"""
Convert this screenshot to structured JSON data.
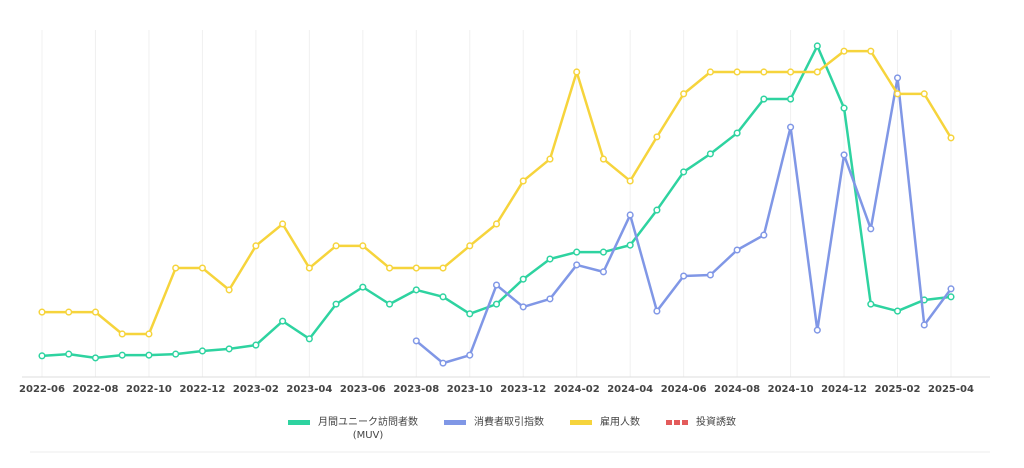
{
  "chart_data": {
    "type": "line",
    "categories": [
      "2022-06",
      null,
      "2022-08",
      null,
      "2022-10",
      null,
      "2022-12",
      null,
      "2023-02",
      null,
      "2023-04",
      null,
      "2023-06",
      null,
      "2023-08",
      null,
      "2023-10",
      null,
      "2023-12",
      null,
      "2024-02",
      null,
      "2024-04",
      null,
      "2024-06",
      null,
      "2024-08",
      null,
      "2024-10",
      null,
      "2024-12",
      null,
      "2025-02",
      null,
      "2025-04"
    ],
    "ylim": [
      0,
      100
    ],
    "grid": true,
    "legend": "bottom",
    "series": [
      {
        "name": "月間ユニーク訪問者数\n(MUV)",
        "color": "#2ed3a0",
        "values": [
          6.1,
          6.6,
          5.5,
          6.3,
          6.3,
          6.6,
          7.5,
          8.1,
          9.2,
          16.1,
          11.0,
          21.0,
          25.9,
          21.0,
          25.1,
          23.1,
          18.2,
          21.0,
          28.2,
          34.0,
          36.0,
          36.0,
          38.0,
          48.1,
          59.1,
          64.3,
          70.3,
          80.1,
          80.1,
          95.4,
          77.5,
          21.0,
          19.0,
          22.2,
          23.1
        ]
      },
      {
        "name": "消費者取引指数",
        "color": "#8097e6",
        "values": [
          null,
          null,
          null,
          null,
          null,
          null,
          null,
          null,
          null,
          null,
          null,
          null,
          null,
          null,
          10.4,
          4.0,
          6.3,
          26.5,
          20.2,
          22.5,
          32.3,
          30.3,
          46.7,
          19.0,
          29.1,
          29.4,
          36.6,
          40.9,
          72.0,
          13.5,
          64.0,
          42.7,
          86.2,
          15.0,
          25.4
        ]
      },
      {
        "name": "雇用人数",
        "color": "#f6d43c",
        "values": [
          18.7,
          18.7,
          18.7,
          12.4,
          12.4,
          31.4,
          31.4,
          25.1,
          37.8,
          44.1,
          31.4,
          37.8,
          37.8,
          31.4,
          31.4,
          31.4,
          37.8,
          44.1,
          56.5,
          62.8,
          87.9,
          62.8,
          56.5,
          69.2,
          81.6,
          87.9,
          87.9,
          87.9,
          87.9,
          87.9,
          93.9,
          93.9,
          81.6,
          81.6,
          68.9
        ]
      },
      {
        "name": "投資誘致",
        "color": "#e35b5b",
        "dashed": true,
        "values": [
          null,
          null,
          null,
          null,
          null,
          null,
          null,
          null,
          null,
          null,
          null,
          null,
          null,
          null,
          null,
          null,
          null,
          null,
          null,
          null,
          null,
          null,
          null,
          null,
          null,
          null,
          null,
          null,
          null,
          null,
          null,
          null,
          null,
          null,
          null
        ]
      }
    ]
  }
}
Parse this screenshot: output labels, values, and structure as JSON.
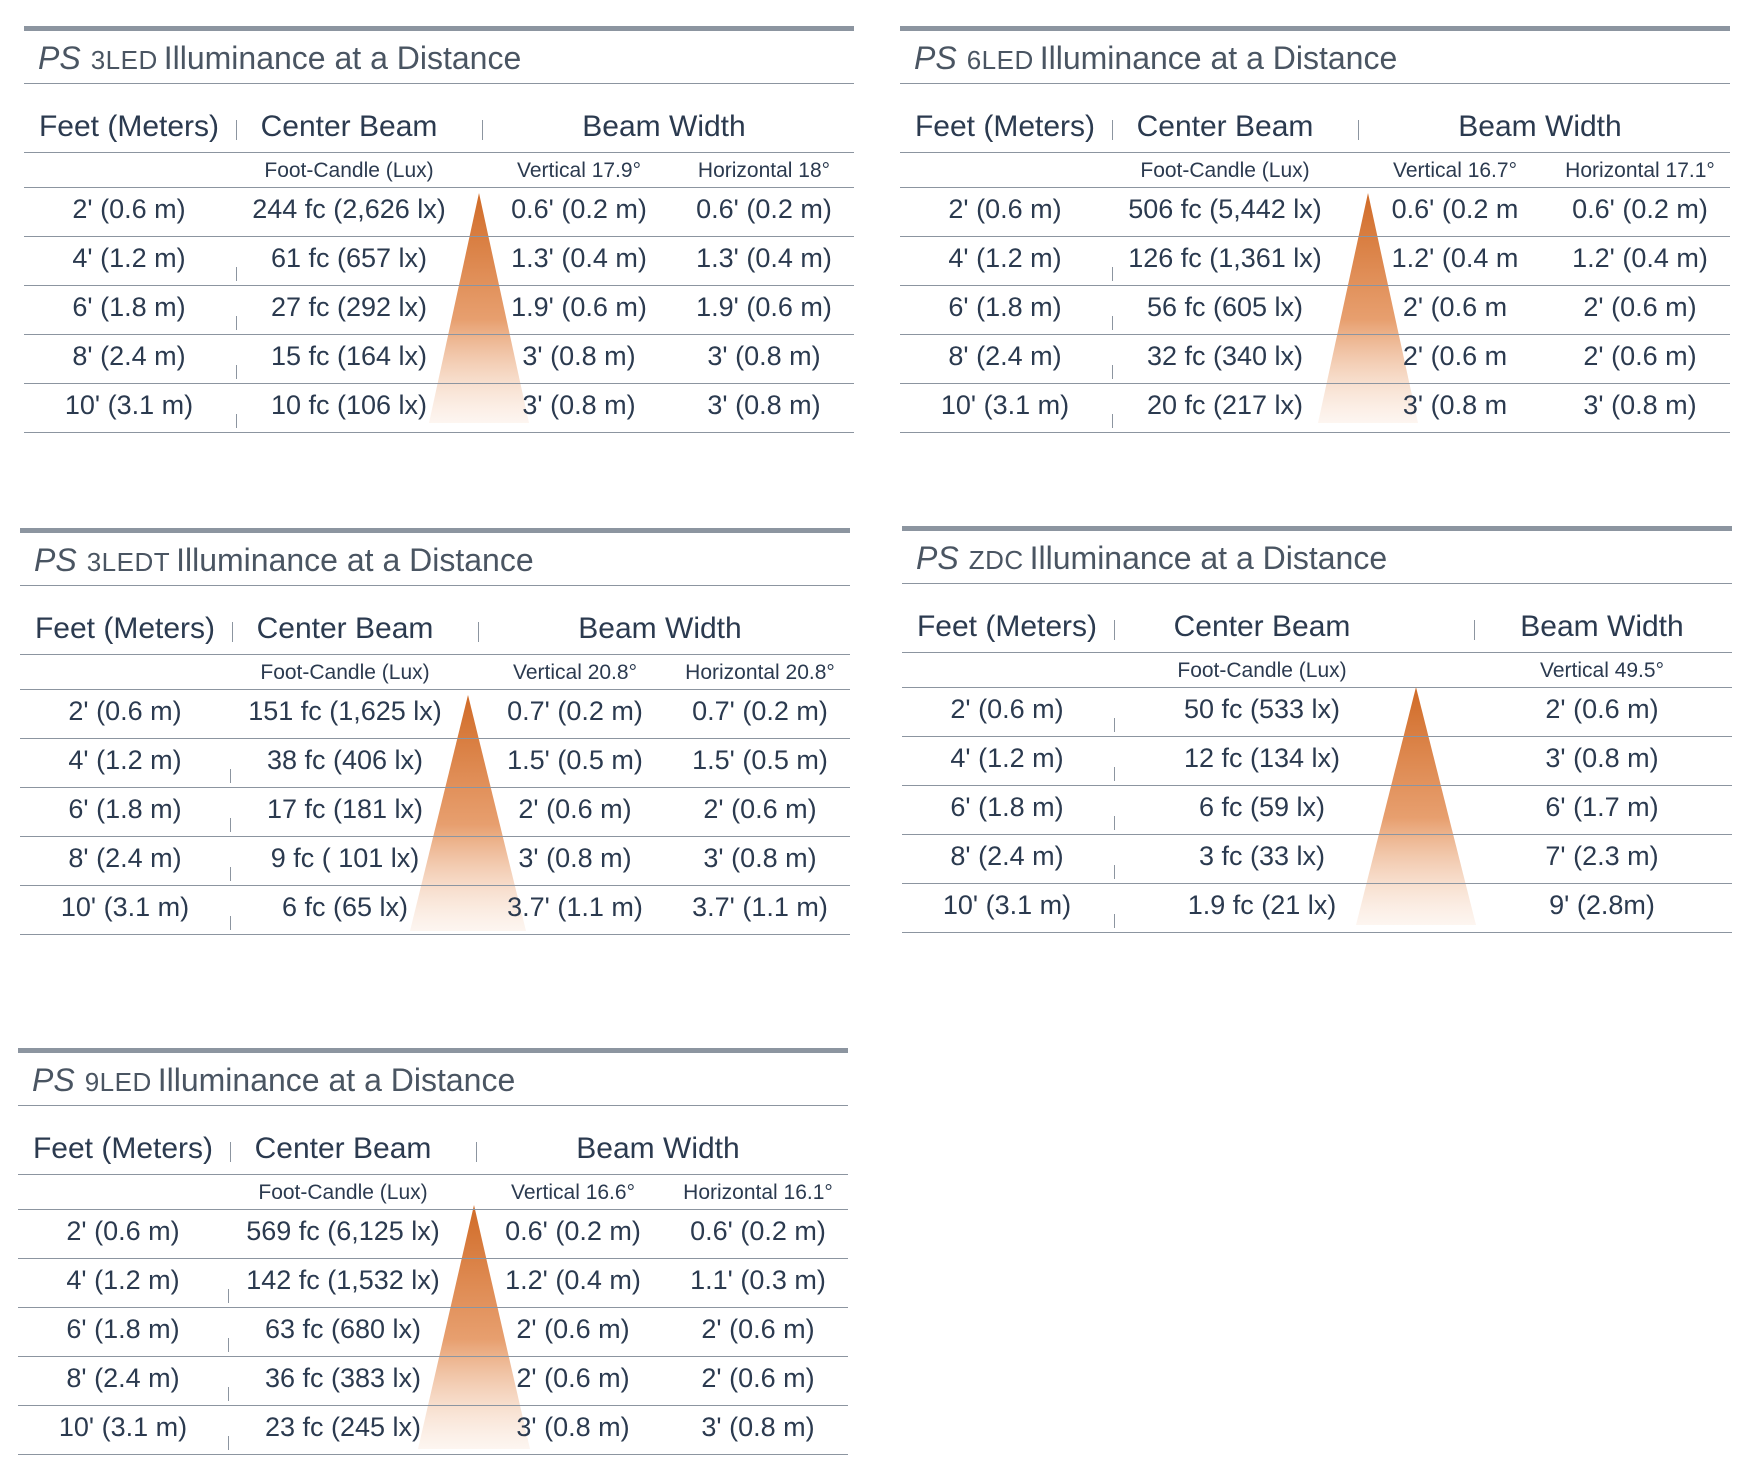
{
  "tables": [
    {
      "brand": "PS",
      "model": "3LED",
      "title_suffix": "Illuminance at a Distance",
      "headers": {
        "distance": "Feet (Meters)",
        "center_beam": "Center Beam",
        "beam_width": "Beam Width"
      },
      "subheaders": {
        "center_beam": "Foot-Candle (Lux)",
        "vertical": "Vertical 17.9°",
        "horizontal": "Horizontal 18°"
      },
      "rows": [
        [
          "2' (0.6 m)",
          "244 fc (2,626 lx)",
          "0.6' (0.2 m)",
          "0.6' (0.2 m)"
        ],
        [
          "4' (1.2 m)",
          "61 fc (657 lx)",
          "1.3' (0.4 m)",
          "1.3' (0.4 m)"
        ],
        [
          "6' (1.8 m)",
          "27 fc (292 lx)",
          "1.9' (0.6 m)",
          "1.9' (0.6 m)"
        ],
        [
          "8' (2.4 m)",
          "15 fc (164 lx)",
          "3' (0.8 m)",
          "3' (0.8 m)"
        ],
        [
          "10' (3.1 m)",
          "10 fc (106 lx)",
          "3' (0.8 m)",
          "3' (0.8 m)"
        ]
      ]
    },
    {
      "brand": "PS",
      "model": "6LED",
      "title_suffix": "Illuminance at a Distance",
      "headers": {
        "distance": "Feet (Meters)",
        "center_beam": "Center Beam",
        "beam_width": "Beam Width"
      },
      "subheaders": {
        "center_beam": "Foot-Candle (Lux)",
        "vertical": "Vertical 16.7°",
        "horizontal": "Horizontal 17.1°"
      },
      "rows": [
        [
          "2' (0.6 m)",
          "506 fc (5,442 lx)",
          "0.6' (0.2 m",
          "0.6' (0.2 m)"
        ],
        [
          "4' (1.2 m)",
          "126 fc (1,361 lx)",
          "1.2' (0.4 m",
          "1.2' (0.4 m)"
        ],
        [
          "6' (1.8 m)",
          "56 fc (605 lx)",
          "2' (0.6 m",
          "2' (0.6 m)"
        ],
        [
          "8' (2.4 m)",
          "32 fc (340 lx)",
          "2' (0.6 m",
          "2' (0.6 m)"
        ],
        [
          "10' (3.1 m)",
          "20 fc (217 lx)",
          "3' (0.8 m",
          "3' (0.8 m)"
        ]
      ]
    },
    {
      "brand": "PS",
      "model": "3LEDT",
      "title_suffix": "Illuminance at a Distance",
      "headers": {
        "distance": "Feet (Meters)",
        "center_beam": "Center Beam",
        "beam_width": "Beam Width"
      },
      "subheaders": {
        "center_beam": "Foot-Candle (Lux)",
        "vertical": "Vertical 20.8°",
        "horizontal": "Horizontal 20.8°"
      },
      "rows": [
        [
          "2' (0.6 m)",
          "151 fc (1,625 lx)",
          "0.7' (0.2 m)",
          "0.7' (0.2 m)"
        ],
        [
          "4' (1.2 m)",
          "38 fc (406 lx)",
          "1.5' (0.5 m)",
          "1.5' (0.5 m)"
        ],
        [
          "6' (1.8 m)",
          "17 fc (181 lx)",
          "2' (0.6 m)",
          "2' (0.6 m)"
        ],
        [
          "8' (2.4 m)",
          "9 fc ( 101 lx)",
          "3' (0.8 m)",
          "3' (0.8 m)"
        ],
        [
          "10' (3.1 m)",
          "6 fc (65 lx)",
          "3.7' (1.1 m)",
          "3.7' (1.1 m)"
        ]
      ]
    },
    {
      "brand": "PS",
      "model": "ZDC",
      "title_suffix": "Illuminance at a Distance",
      "headers": {
        "distance": "Feet (Meters)",
        "center_beam": "Center Beam",
        "beam_width": "Beam Width"
      },
      "subheaders": {
        "center_beam": "Foot-Candle (Lux)",
        "vertical": "Vertical 49.5°",
        "horizontal": ""
      },
      "rows": [
        [
          "2' (0.6 m)",
          "50 fc (533 lx)",
          "2' (0.6 m)",
          ""
        ],
        [
          "4' (1.2 m)",
          "12 fc (134 lx)",
          "3' (0.8 m)",
          ""
        ],
        [
          "6' (1.8 m)",
          "6 fc (59 lx)",
          "6' (1.7 m)",
          ""
        ],
        [
          "8' (2.4 m)",
          "3 fc (33 lx)",
          "7' (2.3 m)",
          ""
        ],
        [
          "10' (3.1 m)",
          "1.9 fc (21 lx)",
          "9' (2.8m)",
          ""
        ]
      ]
    },
    {
      "brand": "PS",
      "model": "9LED",
      "title_suffix": "Illuminance at a Distance",
      "headers": {
        "distance": "Feet (Meters)",
        "center_beam": "Center Beam",
        "beam_width": "Beam Width"
      },
      "subheaders": {
        "center_beam": "Foot-Candle (Lux)",
        "vertical": "Vertical 16.6°",
        "horizontal": "Horizontal 16.1°"
      },
      "rows": [
        [
          "2' (0.6 m)",
          "569 fc (6,125 lx)",
          "0.6' (0.2 m)",
          "0.6' (0.2 m)"
        ],
        [
          "4' (1.2 m)",
          "142 fc (1,532 lx)",
          "1.2' (0.4 m)",
          "1.1' (0.3 m)"
        ],
        [
          "6' (1.8 m)",
          "63 fc (680 lx)",
          "2' (0.6 m)",
          "2' (0.6 m)"
        ],
        [
          "8' (2.4 m)",
          "36 fc (383 lx)",
          "2' (0.6 m)",
          "2' (0.6 m)"
        ],
        [
          "10' (3.1 m)",
          "23 fc (245 lx)",
          "3' (0.8 m)",
          "3' (0.8 m)"
        ]
      ]
    }
  ],
  "colors": {
    "rule": "#8c95a0",
    "text": "#2b3a4f",
    "beam": "#d06a26"
  }
}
"""
▶ **TASK**:
Report the number of lines in the entries above that include the word "vertical" and add nothing to it.

▶ **FINAL RESULT**:
5